* start Data to process *

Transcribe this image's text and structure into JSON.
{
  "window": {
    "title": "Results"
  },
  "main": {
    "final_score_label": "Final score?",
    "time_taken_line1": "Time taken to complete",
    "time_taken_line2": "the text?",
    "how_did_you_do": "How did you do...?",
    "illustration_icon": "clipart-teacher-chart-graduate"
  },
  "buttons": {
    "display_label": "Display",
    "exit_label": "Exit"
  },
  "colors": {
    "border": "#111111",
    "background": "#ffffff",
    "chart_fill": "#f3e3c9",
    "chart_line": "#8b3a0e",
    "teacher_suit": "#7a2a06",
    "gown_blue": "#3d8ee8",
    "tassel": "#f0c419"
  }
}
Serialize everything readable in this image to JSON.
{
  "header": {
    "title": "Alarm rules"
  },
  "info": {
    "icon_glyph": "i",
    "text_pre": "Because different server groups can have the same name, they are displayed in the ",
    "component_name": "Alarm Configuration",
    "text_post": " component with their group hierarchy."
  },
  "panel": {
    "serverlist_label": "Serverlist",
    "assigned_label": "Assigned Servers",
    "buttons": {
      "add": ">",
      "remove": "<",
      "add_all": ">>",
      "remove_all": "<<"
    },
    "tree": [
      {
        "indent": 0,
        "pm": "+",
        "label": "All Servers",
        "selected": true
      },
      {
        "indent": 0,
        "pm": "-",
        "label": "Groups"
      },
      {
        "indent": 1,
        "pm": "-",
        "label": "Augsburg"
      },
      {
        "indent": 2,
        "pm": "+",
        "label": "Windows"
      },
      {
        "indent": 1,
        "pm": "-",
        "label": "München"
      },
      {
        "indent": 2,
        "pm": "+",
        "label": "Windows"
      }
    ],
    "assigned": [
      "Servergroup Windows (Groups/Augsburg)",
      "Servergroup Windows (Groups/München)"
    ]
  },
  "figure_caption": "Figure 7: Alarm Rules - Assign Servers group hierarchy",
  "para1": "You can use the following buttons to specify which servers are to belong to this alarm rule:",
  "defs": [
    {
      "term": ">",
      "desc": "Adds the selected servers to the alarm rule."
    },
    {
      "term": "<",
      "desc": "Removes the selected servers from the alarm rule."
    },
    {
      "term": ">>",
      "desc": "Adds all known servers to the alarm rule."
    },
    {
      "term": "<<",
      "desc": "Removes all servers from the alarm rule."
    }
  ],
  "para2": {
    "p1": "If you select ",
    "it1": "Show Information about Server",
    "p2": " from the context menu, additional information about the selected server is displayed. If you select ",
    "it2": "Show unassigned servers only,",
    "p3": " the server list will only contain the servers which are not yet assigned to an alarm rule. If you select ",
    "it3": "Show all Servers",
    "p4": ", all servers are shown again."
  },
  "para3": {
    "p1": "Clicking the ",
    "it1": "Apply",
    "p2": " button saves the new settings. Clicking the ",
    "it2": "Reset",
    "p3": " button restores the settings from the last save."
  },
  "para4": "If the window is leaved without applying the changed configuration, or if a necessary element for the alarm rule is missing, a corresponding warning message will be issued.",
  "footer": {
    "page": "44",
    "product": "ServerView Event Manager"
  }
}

* end Data to process *

What is required: Reproduce each line holding the word "Servergroup".

Solved problem:
      "Servergroup Windows (Groups/Augsburg)",
      "Servergroup Windows (Groups/München)"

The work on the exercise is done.